Records that describe figures
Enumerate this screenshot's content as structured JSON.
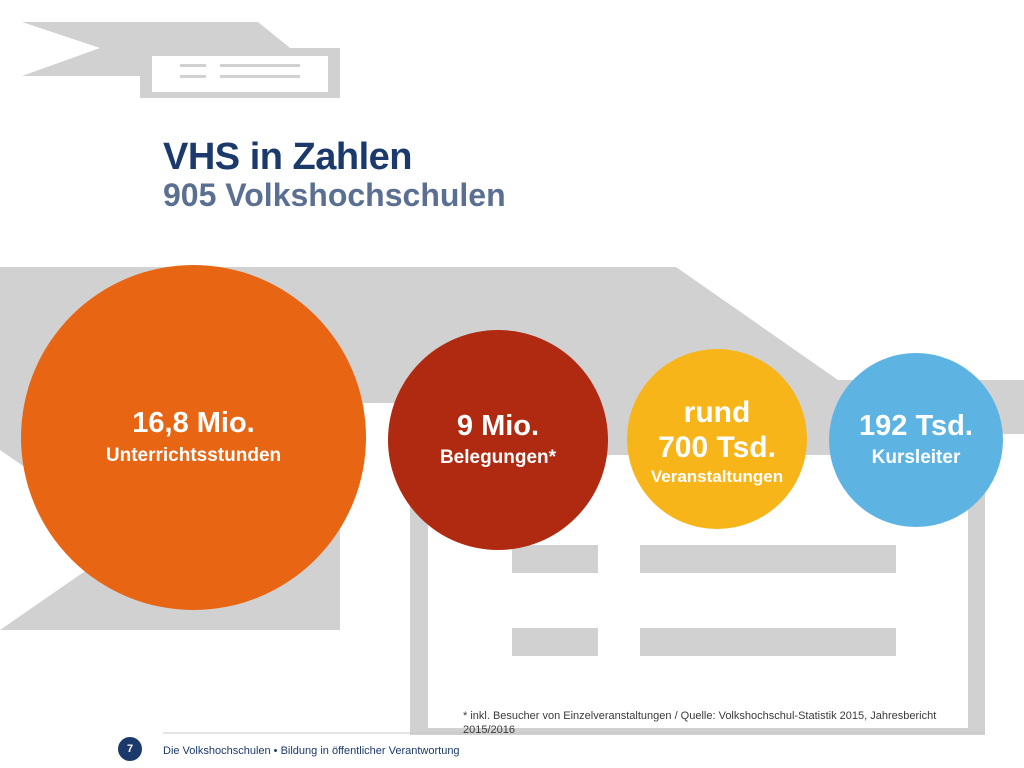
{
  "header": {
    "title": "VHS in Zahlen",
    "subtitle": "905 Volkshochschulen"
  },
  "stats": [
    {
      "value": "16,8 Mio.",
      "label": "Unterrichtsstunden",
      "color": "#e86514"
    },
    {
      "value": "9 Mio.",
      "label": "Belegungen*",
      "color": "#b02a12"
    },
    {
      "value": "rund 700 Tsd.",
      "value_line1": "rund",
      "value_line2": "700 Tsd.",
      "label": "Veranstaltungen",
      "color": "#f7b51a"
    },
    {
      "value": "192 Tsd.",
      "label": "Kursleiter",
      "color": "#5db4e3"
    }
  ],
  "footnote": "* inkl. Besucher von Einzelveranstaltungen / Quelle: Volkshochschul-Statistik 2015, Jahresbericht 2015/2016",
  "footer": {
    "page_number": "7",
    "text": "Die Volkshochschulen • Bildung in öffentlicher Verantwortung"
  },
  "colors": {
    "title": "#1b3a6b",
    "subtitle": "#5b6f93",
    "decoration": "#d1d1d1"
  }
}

- Short problem: Select all lines with the word "label" from the entries above.

- In response:
      "label": "Unterrichtsstunden",
      "label": "Belegungen*",
      "label": "Veranstaltungen",
      "label": "Kursleiter",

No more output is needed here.